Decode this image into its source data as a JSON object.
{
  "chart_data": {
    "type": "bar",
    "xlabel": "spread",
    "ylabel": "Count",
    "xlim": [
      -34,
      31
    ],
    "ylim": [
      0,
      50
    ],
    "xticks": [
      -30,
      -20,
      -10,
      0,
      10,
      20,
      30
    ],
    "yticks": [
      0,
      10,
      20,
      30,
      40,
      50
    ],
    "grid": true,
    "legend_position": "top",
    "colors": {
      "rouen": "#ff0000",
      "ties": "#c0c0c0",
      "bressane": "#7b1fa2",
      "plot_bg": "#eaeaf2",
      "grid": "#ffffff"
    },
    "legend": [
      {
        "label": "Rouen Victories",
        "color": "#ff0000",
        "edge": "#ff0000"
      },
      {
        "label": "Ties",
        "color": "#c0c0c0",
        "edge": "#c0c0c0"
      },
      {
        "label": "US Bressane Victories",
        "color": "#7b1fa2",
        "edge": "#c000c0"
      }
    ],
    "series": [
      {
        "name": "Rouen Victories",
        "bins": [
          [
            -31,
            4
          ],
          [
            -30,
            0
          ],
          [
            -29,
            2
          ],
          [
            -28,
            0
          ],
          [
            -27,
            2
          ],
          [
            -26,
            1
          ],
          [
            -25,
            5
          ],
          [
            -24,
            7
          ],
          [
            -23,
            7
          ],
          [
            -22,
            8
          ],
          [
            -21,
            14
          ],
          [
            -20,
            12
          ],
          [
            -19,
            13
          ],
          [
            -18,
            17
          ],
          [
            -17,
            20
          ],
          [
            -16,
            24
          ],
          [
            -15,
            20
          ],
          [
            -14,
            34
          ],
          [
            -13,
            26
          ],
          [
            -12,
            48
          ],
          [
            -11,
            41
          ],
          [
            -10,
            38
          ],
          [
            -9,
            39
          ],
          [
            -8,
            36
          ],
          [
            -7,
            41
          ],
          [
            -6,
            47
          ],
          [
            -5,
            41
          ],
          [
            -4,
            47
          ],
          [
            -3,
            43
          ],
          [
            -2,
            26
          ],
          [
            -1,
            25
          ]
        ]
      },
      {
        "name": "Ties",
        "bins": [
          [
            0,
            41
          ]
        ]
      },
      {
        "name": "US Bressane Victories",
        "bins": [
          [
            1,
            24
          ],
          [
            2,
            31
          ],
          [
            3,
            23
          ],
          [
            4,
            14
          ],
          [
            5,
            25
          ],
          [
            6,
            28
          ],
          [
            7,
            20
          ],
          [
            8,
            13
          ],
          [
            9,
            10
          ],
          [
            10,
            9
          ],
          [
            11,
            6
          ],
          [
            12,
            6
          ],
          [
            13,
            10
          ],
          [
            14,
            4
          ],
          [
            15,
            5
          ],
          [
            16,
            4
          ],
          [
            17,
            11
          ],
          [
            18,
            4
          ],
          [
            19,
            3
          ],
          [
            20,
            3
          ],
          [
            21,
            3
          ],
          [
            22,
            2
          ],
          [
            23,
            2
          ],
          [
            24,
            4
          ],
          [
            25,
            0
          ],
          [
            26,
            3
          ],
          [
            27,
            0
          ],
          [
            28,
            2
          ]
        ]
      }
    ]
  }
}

What the task asks: Repeat each entry word for word.

Right answer:
Decode this image into its source data as a JSON object.
{
  "chart_data": {
    "type": "bar",
    "xlabel": "spread",
    "ylabel": "Count",
    "xlim": [
      -34,
      31
    ],
    "ylim": [
      0,
      50
    ],
    "xticks": [
      -30,
      -20,
      -10,
      0,
      10,
      20,
      30
    ],
    "yticks": [
      0,
      10,
      20,
      30,
      40,
      50
    ],
    "grid": true,
    "legend_position": "top",
    "colors": {
      "rouen": "#ff0000",
      "ties": "#c0c0c0",
      "bressane": "#7b1fa2",
      "plot_bg": "#eaeaf2",
      "grid": "#ffffff"
    },
    "legend": [
      {
        "label": "Rouen Victories",
        "color": "#ff0000",
        "edge": "#ff0000"
      },
      {
        "label": "Ties",
        "color": "#c0c0c0",
        "edge": "#c0c0c0"
      },
      {
        "label": "US Bressane Victories",
        "color": "#7b1fa2",
        "edge": "#c000c0"
      }
    ],
    "series": [
      {
        "name": "Rouen Victories",
        "bins": [
          [
            -31,
            4
          ],
          [
            -30,
            0
          ],
          [
            -29,
            2
          ],
          [
            -28,
            0
          ],
          [
            -27,
            2
          ],
          [
            -26,
            1
          ],
          [
            -25,
            5
          ],
          [
            -24,
            7
          ],
          [
            -23,
            7
          ],
          [
            -22,
            8
          ],
          [
            -21,
            14
          ],
          [
            -20,
            12
          ],
          [
            -19,
            13
          ],
          [
            -18,
            17
          ],
          [
            -17,
            20
          ],
          [
            -16,
            24
          ],
          [
            -15,
            20
          ],
          [
            -14,
            34
          ],
          [
            -13,
            26
          ],
          [
            -12,
            48
          ],
          [
            -11,
            41
          ],
          [
            -10,
            38
          ],
          [
            -9,
            39
          ],
          [
            -8,
            36
          ],
          [
            -7,
            41
          ],
          [
            -6,
            47
          ],
          [
            -5,
            41
          ],
          [
            -4,
            47
          ],
          [
            -3,
            43
          ],
          [
            -2,
            26
          ],
          [
            -1,
            25
          ]
        ]
      },
      {
        "name": "Ties",
        "bins": [
          [
            0,
            41
          ]
        ]
      },
      {
        "name": "US Bressane Victories",
        "bins": [
          [
            1,
            24
          ],
          [
            2,
            31
          ],
          [
            3,
            23
          ],
          [
            4,
            14
          ],
          [
            5,
            25
          ],
          [
            6,
            28
          ],
          [
            7,
            20
          ],
          [
            8,
            13
          ],
          [
            9,
            10
          ],
          [
            10,
            9
          ],
          [
            11,
            6
          ],
          [
            12,
            6
          ],
          [
            13,
            10
          ],
          [
            14,
            4
          ],
          [
            15,
            5
          ],
          [
            16,
            4
          ],
          [
            17,
            11
          ],
          [
            18,
            4
          ],
          [
            19,
            3
          ],
          [
            20,
            3
          ],
          [
            21,
            3
          ],
          [
            22,
            2
          ],
          [
            23,
            2
          ],
          [
            24,
            4
          ],
          [
            25,
            0
          ],
          [
            26,
            3
          ],
          [
            27,
            0
          ],
          [
            28,
            2
          ]
        ]
      }
    ]
  }
}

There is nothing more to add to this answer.